### Exercise brief
Reproduce all of the data word for word.

──────── Records provided

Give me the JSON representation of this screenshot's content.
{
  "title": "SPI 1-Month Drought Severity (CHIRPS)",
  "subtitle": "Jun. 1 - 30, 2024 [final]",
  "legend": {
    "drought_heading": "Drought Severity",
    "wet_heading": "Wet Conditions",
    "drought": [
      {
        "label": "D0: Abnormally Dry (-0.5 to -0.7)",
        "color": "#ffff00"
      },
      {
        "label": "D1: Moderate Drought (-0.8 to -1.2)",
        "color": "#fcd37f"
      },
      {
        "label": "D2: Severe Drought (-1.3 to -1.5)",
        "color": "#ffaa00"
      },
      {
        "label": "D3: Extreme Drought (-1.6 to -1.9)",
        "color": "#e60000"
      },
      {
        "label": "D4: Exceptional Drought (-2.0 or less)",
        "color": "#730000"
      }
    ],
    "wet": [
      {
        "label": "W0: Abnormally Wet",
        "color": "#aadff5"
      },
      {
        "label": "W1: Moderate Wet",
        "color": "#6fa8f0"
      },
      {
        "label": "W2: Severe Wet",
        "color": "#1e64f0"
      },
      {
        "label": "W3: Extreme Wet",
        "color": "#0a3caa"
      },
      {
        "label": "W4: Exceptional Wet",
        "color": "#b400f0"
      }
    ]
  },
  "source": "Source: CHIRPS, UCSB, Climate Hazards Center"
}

────────────────

### Final result
Give me the JSON representation of this screenshot's content.
{
  "title": "SPI 1-Month Drought Severity (CHIRPS)",
  "subtitle": "Jun. 1 - 30, 2024 [final]",
  "legend": {
    "drought_heading": "Drought Severity",
    "wet_heading": "Wet Conditions",
    "drought": [
      {
        "label": "D0: Abnormally Dry (-0.5 to -0.7)",
        "color": "#ffff00"
      },
      {
        "label": "D1: Moderate Drought (-0.8 to -1.2)",
        "color": "#fcd37f"
      },
      {
        "label": "D2: Severe Drought (-1.3 to -1.5)",
        "color": "#ffaa00"
      },
      {
        "label": "D3: Extreme Drought (-1.6 to -1.9)",
        "color": "#e60000"
      },
      {
        "label": "D4: Exceptional Drought (-2.0 or less)",
        "color": "#730000"
      }
    ],
    "wet": [
      {
        "label": "W0: Abnormally Wet",
        "color": "#aadff5"
      },
      {
        "label": "W1: Moderate Wet",
        "color": "#6fa8f0"
      },
      {
        "label": "W2: Severe Wet",
        "color": "#1e64f0"
      },
      {
        "label": "W3: Extreme Wet",
        "color": "#0a3caa"
      },
      {
        "label": "W4: Exceptional Wet",
        "color": "#b400f0"
      }
    ]
  },
  "source": "Source: CHIRPS, UCSB, Climate Hazards Center"
}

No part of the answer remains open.